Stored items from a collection
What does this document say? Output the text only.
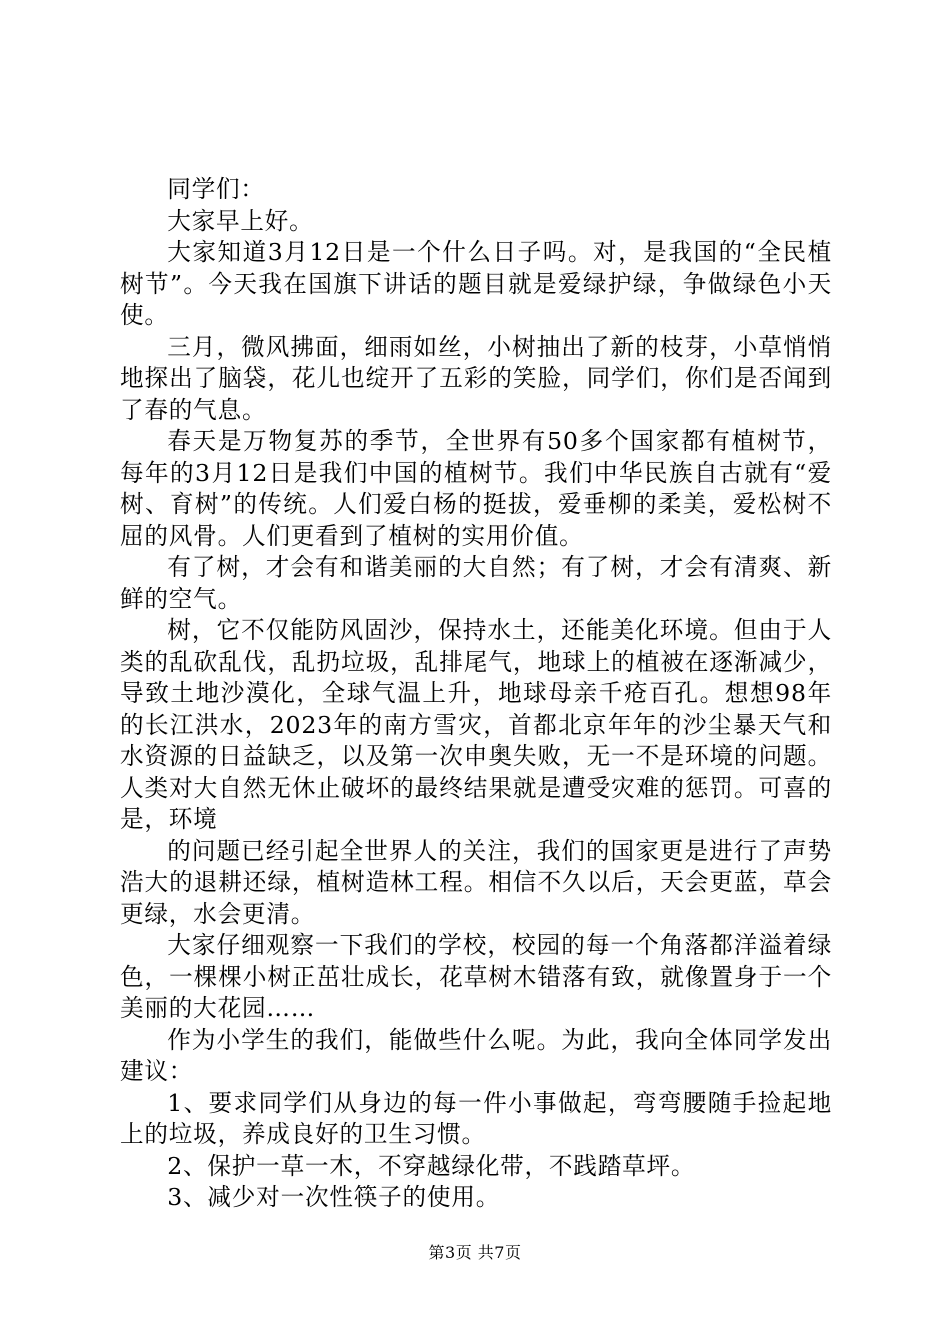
同学们：

大家早上好。

大家知道3月12日是一个什么日子吗。对，是我国的“全民植树节”。今天我在国旗下讲话的题目就是爱绿护绿，争做绿色小天使。

三月，微风拂面，细雨如丝，小树抽出了新的枝芽，小草悄悄地探出了脑袋，花儿也绽开了五彩的笑脸，同学们，你们是否闻到了春的气息。

春天是万物复苏的季节，全世界有50多个国家都有植树节，每年的3月12日是我们中国的植树节。我们中华民族自古就有“爱树、育树”的传统。人们爱白杨的挺拔，爱垂柳的柔美，爱松树不屈的风骨。人们更看到了植树的实用价值。

有了树，才会有和谐美丽的大自然；有了树，才会有清爽、新鲜的空气。

树，它不仅能防风固沙，保持水土，还能美化环境。但由于人类的乱砍乱伐，乱扔垃圾，乱排尾气，地球上的植被在逐渐减少，导致土地沙漠化，全球气温上升，地球母亲千疮百孔。想想98年的长江洪水，2023年的南方雪灾，首都北京年年的沙尘暴天气和水资源的日益缺乏，以及第一次申奥失败，无一不是环境的问题。人类对大自然无休止破坏的最终结果就是遭受灾难的惩罚。可喜的是，环境

的问题已经引起全世界人的关注，我们的国家更是进行了声势浩大的退耕还绿，植树造林工程。相信不久以后，天会更蓝，草会更绿，水会更清。

大家仔细观察一下我们的学校，校园的每一个角落都洋溢着绿色，一棵棵小树正茁壮成长，花草树木错落有致，就像置身于一个美丽的大花园……

作为小学生的我们，能做些什么呢。为此，我向全体同学发出建议：

1、要求同学们从身边的每一件小事做起，弯弯腰随手捡起地上的垃圾，养成良好的卫生习惯。

2、保护一草一木，不穿越绿化带，不践踏草坪。

3、减少对一次性筷子的使用。

第3页 共7页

= Goal =
Write the lines above out again exactly, without any of their pictures.

= Problem solution =
What does this document say? Output the text only.
同学们：

大家早上好。

大家知道3月12日是一个什么日子吗。对，是我国的“全民植树节”。今天我在国旗下讲话的题目就是爱绿护绿，争做绿色小天使。

三月，微风拂面，细雨如丝，小树抽出了新的枝芽，小草悄悄地探出了脑袋，花儿也绽开了五彩的笑脸，同学们，你们是否闻到了春的气息。

春天是万物复苏的季节，全世界有50多个国家都有植树节，每年的3月12日是我们中国的植树节。我们中华民族自古就有“爱树、育树”的传统。人们爱白杨的挺拔，爱垂柳的柔美，爱松树不屈的风骨。人们更看到了植树的实用价值。

有了树，才会有和谐美丽的大自然；有了树，才会有清爽、新鲜的空气。

树，它不仅能防风固沙，保持水土，还能美化环境。但由于人类的乱砍乱伐，乱扔垃圾，乱排尾气，地球上的植被在逐渐减少，导致土地沙漠化，全球气温上升，地球母亲千疮百孔。想想98年的长江洪水，2023年的南方雪灾，首都北京年年的沙尘暴天气和水资源的日益缺乏，以及第一次申奥失败，无一不是环境的问题。人类对大自然无休止破坏的最终结果就是遭受灾难的惩罚。可喜的是，环境

的问题已经引起全世界人的关注，我们的国家更是进行了声势浩大的退耕还绿，植树造林工程。相信不久以后，天会更蓝，草会更绿，水会更清。

大家仔细观察一下我们的学校，校园的每一个角落都洋溢着绿色，一棵棵小树正茁壮成长，花草树木错落有致，就像置身于一个美丽的大花园……

作为小学生的我们，能做些什么呢。为此，我向全体同学发出建议：

1、要求同学们从身边的每一件小事做起，弯弯腰随手捡起地上的垃圾，养成良好的卫生习惯。

2、保护一草一木，不穿越绿化带，不践踏草坪。

3、减少对一次性筷子的使用。

第3页 共7页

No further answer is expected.